▶ [GOAL]: Gather each line in the entries that includes the string "building".

▶ [THE INPUT]:

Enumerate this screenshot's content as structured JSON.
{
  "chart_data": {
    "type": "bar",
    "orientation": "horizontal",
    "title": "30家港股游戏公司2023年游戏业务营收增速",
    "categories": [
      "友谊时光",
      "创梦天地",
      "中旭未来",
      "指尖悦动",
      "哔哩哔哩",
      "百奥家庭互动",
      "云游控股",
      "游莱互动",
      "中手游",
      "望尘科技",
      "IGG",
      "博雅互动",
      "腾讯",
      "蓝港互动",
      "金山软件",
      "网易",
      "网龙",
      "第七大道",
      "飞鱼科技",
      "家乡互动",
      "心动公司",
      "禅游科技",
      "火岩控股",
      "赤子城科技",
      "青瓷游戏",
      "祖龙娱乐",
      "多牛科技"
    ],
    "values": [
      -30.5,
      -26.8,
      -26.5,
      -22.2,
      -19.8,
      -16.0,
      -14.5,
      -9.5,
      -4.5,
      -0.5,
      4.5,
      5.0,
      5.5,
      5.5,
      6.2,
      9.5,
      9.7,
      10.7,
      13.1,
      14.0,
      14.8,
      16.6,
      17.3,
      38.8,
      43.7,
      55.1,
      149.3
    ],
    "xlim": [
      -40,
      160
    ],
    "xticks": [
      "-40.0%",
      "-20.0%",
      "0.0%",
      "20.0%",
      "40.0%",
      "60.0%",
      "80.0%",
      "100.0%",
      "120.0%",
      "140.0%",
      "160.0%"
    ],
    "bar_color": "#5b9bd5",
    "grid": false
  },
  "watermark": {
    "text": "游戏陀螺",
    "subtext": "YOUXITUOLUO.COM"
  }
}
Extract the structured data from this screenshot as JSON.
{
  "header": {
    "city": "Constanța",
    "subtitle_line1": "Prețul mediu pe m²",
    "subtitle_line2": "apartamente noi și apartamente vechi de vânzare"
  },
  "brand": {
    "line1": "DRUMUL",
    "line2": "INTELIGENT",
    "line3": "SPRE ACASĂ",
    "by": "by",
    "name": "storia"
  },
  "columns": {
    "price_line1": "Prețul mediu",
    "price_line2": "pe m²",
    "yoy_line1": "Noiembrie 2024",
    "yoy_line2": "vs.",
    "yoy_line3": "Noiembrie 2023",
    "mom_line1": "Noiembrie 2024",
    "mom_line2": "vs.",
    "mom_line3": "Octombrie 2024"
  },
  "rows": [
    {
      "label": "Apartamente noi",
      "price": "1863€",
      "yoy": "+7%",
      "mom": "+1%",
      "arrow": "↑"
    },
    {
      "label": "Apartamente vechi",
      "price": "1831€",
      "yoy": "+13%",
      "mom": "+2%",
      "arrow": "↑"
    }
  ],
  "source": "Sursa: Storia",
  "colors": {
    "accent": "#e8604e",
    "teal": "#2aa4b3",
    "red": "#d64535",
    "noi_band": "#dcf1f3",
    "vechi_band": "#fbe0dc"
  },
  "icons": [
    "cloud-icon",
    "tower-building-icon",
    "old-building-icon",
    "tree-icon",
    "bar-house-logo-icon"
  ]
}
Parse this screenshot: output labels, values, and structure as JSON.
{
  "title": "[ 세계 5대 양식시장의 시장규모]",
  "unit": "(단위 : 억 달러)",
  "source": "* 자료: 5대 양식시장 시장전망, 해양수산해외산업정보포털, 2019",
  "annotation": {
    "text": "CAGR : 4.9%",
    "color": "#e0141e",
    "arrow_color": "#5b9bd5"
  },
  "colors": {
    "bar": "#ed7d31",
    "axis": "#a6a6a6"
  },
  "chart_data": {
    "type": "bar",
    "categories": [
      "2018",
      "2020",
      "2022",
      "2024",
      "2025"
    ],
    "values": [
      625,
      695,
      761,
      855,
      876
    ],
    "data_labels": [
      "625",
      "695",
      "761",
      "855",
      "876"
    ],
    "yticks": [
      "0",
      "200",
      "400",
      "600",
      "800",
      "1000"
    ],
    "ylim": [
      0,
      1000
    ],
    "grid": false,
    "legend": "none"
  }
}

▶ [EXERCISE ANSWER]:
    "tower-building-icon",
    "old-building-icon",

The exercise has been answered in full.